───── Supplied material

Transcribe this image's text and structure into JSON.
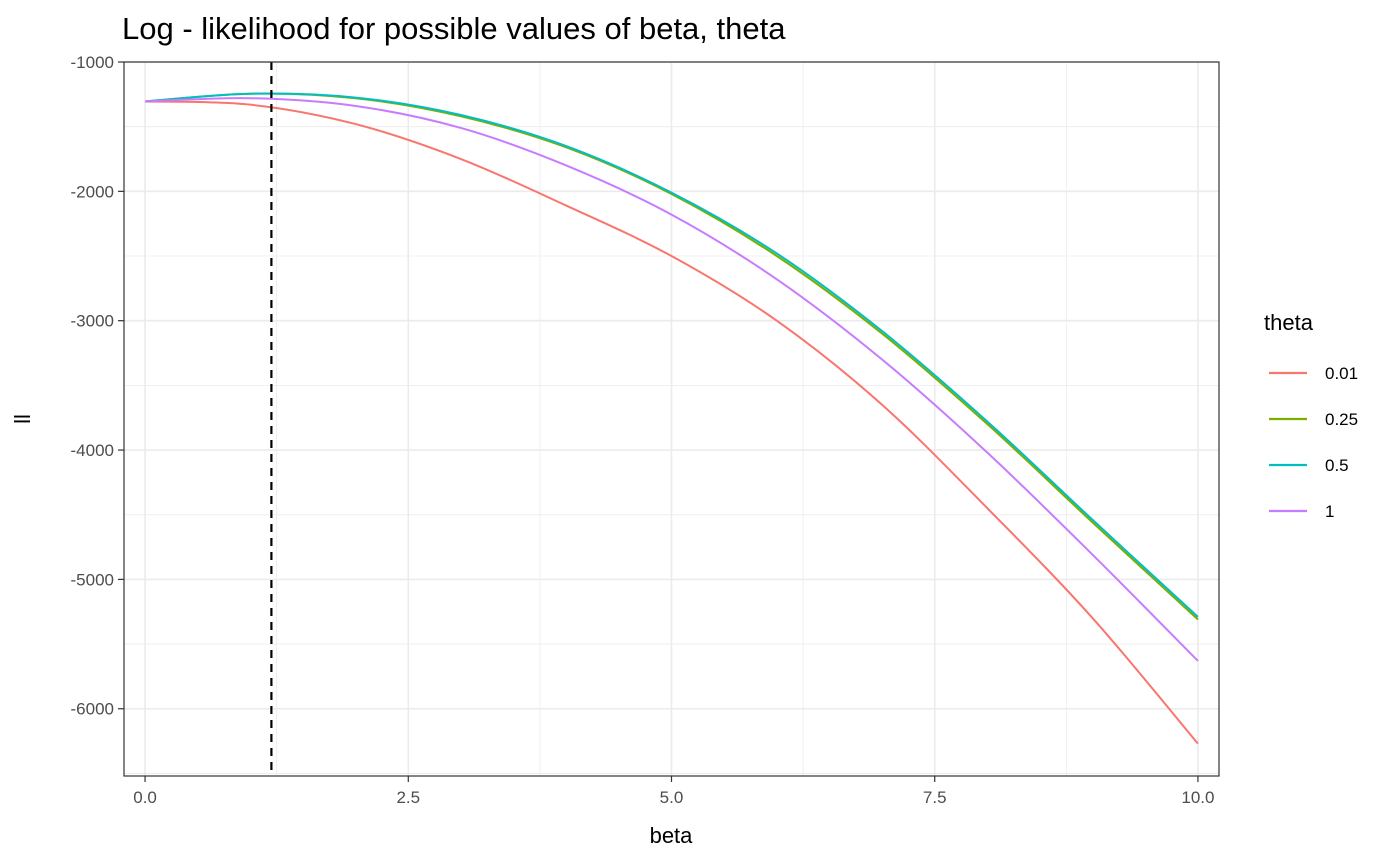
{
  "chart_data": {
    "type": "line",
    "title": "Log - likelihood for possible values of beta, theta",
    "xlabel": "beta",
    "ylabel": "ll",
    "xlim": [
      -0.2,
      10.2
    ],
    "ylim": [
      -6520,
      -1000
    ],
    "xticks": [
      0,
      2.5,
      5,
      7.5,
      10
    ],
    "xtick_labels": [
      "0.0",
      "2.5",
      "5.0",
      "7.5",
      "10.0"
    ],
    "yticks": [
      -6000,
      -5000,
      -4000,
      -3000,
      -2000,
      -1000
    ],
    "ytick_labels": [
      "-6000",
      "-5000",
      "-4000",
      "-3000",
      "-2000",
      "-1000"
    ],
    "grid": true,
    "legend": {
      "title": "theta",
      "position": "right"
    },
    "vline": {
      "x": 1.2,
      "style": "dashed",
      "color": "#000000"
    },
    "x": [
      0,
      1,
      2,
      3,
      4,
      5,
      6,
      7,
      8,
      9,
      10
    ],
    "series": [
      {
        "name": "0.01",
        "color": "#F8766D",
        "values": [
          -1305,
          -1330,
          -1480,
          -1750,
          -2110,
          -2500,
          -3000,
          -3650,
          -4450,
          -5300,
          -6270
        ]
      },
      {
        "name": "0.25",
        "color": "#7CAE00",
        "values": [
          -1305,
          -1245,
          -1280,
          -1420,
          -1660,
          -2020,
          -2500,
          -3100,
          -3800,
          -4560,
          -5310
        ]
      },
      {
        "name": "0.5",
        "color": "#00BFC4",
        "values": [
          -1305,
          -1245,
          -1275,
          -1410,
          -1650,
          -2010,
          -2480,
          -3080,
          -3780,
          -4540,
          -5290
        ]
      },
      {
        "name": "1",
        "color": "#C77CFF",
        "values": [
          -1305,
          -1280,
          -1340,
          -1510,
          -1800,
          -2180,
          -2680,
          -3300,
          -4020,
          -4810,
          -5630
        ]
      }
    ]
  }
}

──────────

[Instructions for the task] Copy each line of the records precisely and drop any images they hold.

[Task response]
Transcribe this image's text and structure into JSON.
{
  "chart_data": {
    "type": "line",
    "title": "Log - likelihood for possible values of beta, theta",
    "xlabel": "beta",
    "ylabel": "ll",
    "xlim": [
      -0.2,
      10.2
    ],
    "ylim": [
      -6520,
      -1000
    ],
    "xticks": [
      0,
      2.5,
      5,
      7.5,
      10
    ],
    "xtick_labels": [
      "0.0",
      "2.5",
      "5.0",
      "7.5",
      "10.0"
    ],
    "yticks": [
      -6000,
      -5000,
      -4000,
      -3000,
      -2000,
      -1000
    ],
    "ytick_labels": [
      "-6000",
      "-5000",
      "-4000",
      "-3000",
      "-2000",
      "-1000"
    ],
    "grid": true,
    "legend": {
      "title": "theta",
      "position": "right"
    },
    "vline": {
      "x": 1.2,
      "style": "dashed",
      "color": "#000000"
    },
    "x": [
      0,
      1,
      2,
      3,
      4,
      5,
      6,
      7,
      8,
      9,
      10
    ],
    "series": [
      {
        "name": "0.01",
        "color": "#F8766D",
        "values": [
          -1305,
          -1330,
          -1480,
          -1750,
          -2110,
          -2500,
          -3000,
          -3650,
          -4450,
          -5300,
          -6270
        ]
      },
      {
        "name": "0.25",
        "color": "#7CAE00",
        "values": [
          -1305,
          -1245,
          -1280,
          -1420,
          -1660,
          -2020,
          -2500,
          -3100,
          -3800,
          -4560,
          -5310
        ]
      },
      {
        "name": "0.5",
        "color": "#00BFC4",
        "values": [
          -1305,
          -1245,
          -1275,
          -1410,
          -1650,
          -2010,
          -2480,
          -3080,
          -3780,
          -4540,
          -5290
        ]
      },
      {
        "name": "1",
        "color": "#C77CFF",
        "values": [
          -1305,
          -1280,
          -1340,
          -1510,
          -1800,
          -2180,
          -2680,
          -3300,
          -4020,
          -4810,
          -5630
        ]
      }
    ]
  }
}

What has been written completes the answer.